Please reproduce each line of the data below exactly as shown.

───

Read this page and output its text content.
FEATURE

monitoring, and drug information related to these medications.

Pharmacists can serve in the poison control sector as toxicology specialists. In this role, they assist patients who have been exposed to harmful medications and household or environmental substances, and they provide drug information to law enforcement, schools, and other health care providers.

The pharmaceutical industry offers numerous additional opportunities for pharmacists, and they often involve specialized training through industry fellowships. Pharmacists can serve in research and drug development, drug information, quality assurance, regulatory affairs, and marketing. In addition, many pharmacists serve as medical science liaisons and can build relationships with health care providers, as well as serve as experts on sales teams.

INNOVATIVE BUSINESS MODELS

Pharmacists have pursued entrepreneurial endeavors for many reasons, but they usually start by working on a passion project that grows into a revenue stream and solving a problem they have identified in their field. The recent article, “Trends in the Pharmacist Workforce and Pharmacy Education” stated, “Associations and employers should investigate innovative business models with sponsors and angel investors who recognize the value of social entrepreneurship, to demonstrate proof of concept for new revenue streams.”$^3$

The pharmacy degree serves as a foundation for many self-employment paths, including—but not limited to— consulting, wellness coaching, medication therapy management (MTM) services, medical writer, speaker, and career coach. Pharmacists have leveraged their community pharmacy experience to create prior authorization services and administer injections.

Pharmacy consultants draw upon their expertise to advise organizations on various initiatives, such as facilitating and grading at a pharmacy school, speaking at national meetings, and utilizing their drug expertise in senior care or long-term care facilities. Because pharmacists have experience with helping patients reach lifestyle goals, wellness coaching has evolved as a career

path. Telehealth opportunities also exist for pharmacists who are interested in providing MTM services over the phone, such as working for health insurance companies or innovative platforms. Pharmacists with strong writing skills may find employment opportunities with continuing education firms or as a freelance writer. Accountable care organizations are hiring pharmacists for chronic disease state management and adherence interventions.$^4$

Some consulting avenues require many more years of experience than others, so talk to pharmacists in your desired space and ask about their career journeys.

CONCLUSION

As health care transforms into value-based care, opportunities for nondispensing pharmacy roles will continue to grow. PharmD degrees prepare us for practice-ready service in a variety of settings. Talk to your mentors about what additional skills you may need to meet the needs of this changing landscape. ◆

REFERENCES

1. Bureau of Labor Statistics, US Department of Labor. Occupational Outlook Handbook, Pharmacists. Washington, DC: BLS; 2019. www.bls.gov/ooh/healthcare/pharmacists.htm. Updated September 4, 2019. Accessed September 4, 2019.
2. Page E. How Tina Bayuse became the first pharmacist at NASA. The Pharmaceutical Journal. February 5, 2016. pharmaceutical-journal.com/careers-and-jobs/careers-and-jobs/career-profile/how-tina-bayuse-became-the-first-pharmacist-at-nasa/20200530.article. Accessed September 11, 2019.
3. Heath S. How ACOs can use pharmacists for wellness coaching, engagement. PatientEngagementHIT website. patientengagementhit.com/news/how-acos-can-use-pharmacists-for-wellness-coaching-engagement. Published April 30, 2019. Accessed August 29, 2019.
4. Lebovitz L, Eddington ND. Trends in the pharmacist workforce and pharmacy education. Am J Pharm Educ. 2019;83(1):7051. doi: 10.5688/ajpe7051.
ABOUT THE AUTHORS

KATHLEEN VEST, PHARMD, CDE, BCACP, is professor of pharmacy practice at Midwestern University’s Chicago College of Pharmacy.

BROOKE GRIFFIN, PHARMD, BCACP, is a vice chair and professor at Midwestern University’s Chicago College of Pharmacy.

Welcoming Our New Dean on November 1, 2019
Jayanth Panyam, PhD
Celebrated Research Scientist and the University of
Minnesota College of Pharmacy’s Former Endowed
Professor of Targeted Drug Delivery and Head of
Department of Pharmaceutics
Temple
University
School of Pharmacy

───

# TASK OUTPUT:
Read this page and output its text content.
FEATURE

monitoring, and drug information related to these medications.

Pharmacists can serve in the poison control sector as toxicology specialists. In this role, they assist patients who have been exposed to harmful medications and household or environmental substances, and they provide drug information to law enforcement, schools, and other health care providers.

The pharmaceutical industry offers numerous additional opportunities for pharmacists, and they often involve specialized training through industry fellowships. Pharmacists can serve in research and drug development, drug information, quality assurance, regulatory affairs, and marketing. In addition, many pharmacists serve as medical science liaisons and can build relationships with health care providers, as well as serve as experts on sales teams.

INNOVATIVE BUSINESS MODELS

Pharmacists have pursued entrepreneurial endeavors for many reasons, but they usually start by working on a passion project that grows into a revenue stream and solving a problem they have identified in their field. The recent article, “Trends in the Pharmacist Workforce and Pharmacy Education” stated, “Associations and employers should investigate innovative business models with sponsors and angel investors who recognize the value of social entrepreneurship, to demonstrate proof of concept for new revenue streams.”$^3$

The pharmacy degree serves as a foundation for many self-employment paths, including—but not limited to— consulting, wellness coaching, medication therapy management (MTM) services, medical writer, speaker, and career coach. Pharmacists have leveraged their community pharmacy experience to create prior authorization services and administer injections.

Pharmacy consultants draw upon their expertise to advise organizations on various initiatives, such as facilitating and grading at a pharmacy school, speaking at national meetings, and utilizing their drug expertise in senior care or long-term care facilities. Because pharmacists have experience with helping patients reach lifestyle goals, wellness coaching has evolved as a career

path. Telehealth opportunities also exist for pharmacists who are interested in providing MTM services over the phone, such as working for health insurance companies or innovative platforms. Pharmacists with strong writing skills may find employment opportunities with continuing education firms or as a freelance writer. Accountable care organizations are hiring pharmacists for chronic disease state management and adherence interventions.$^4$

Some consulting avenues require many more years of experience than others, so talk to pharmacists in your desired space and ask about their career journeys.

CONCLUSION

As health care transforms into value-based care, opportunities for nondispensing pharmacy roles will continue to grow. PharmD degrees prepare us for practice-ready service in a variety of settings. Talk to your mentors about what additional skills you may need to meet the needs of this changing landscape. ◆

REFERENCES

1. Bureau of Labor Statistics, US Department of Labor. Occupational Outlook Handbook, Pharmacists. Washington, DC: BLS; 2019. www.bls.gov/ooh/healthcare/pharmacists.htm. Updated September 4, 2019. Accessed September 4, 2019.
2. Page E. How Tina Bayuse became the first pharmacist at NASA. The Pharmaceutical Journal. February 5, 2016. pharmaceutical-journal.com/careers-and-jobs/careers-and-jobs/career-profile/how-tina-bayuse-became-the-first-pharmacist-at-nasa/20200530.article. Accessed September 11, 2019.
3. Heath S. How ACOs can use pharmacists for wellness coaching, engagement. PatientEngagementHIT website. patientengagementhit.com/news/how-acos-can-use-pharmacists-for-wellness-coaching-engagement. Published April 30, 2019. Accessed August 29, 2019.
4. Lebovitz L, Eddington ND. Trends in the pharmacist workforce and pharmacy education. Am J Pharm Educ. 2019;83(1):7051. doi: 10.5688/ajpe7051.
ABOUT THE AUTHORS

KATHLEEN VEST, PHARMD, CDE, BCACP, is professor of pharmacy practice at Midwestern University’s Chicago College of Pharmacy.

BROOKE GRIFFIN, PHARMD, BCACP, is a vice chair and professor at Midwestern University’s Chicago College of Pharmacy.

Welcoming Our New Dean on November 1, 2019
Jayanth Panyam, PhD
Celebrated Research Scientist and the University of
Minnesota College of Pharmacy’s Former Endowed
Professor of Targeted Drug Delivery and Head of
Department of Pharmaceutics
Temple
University
School of Pharmacy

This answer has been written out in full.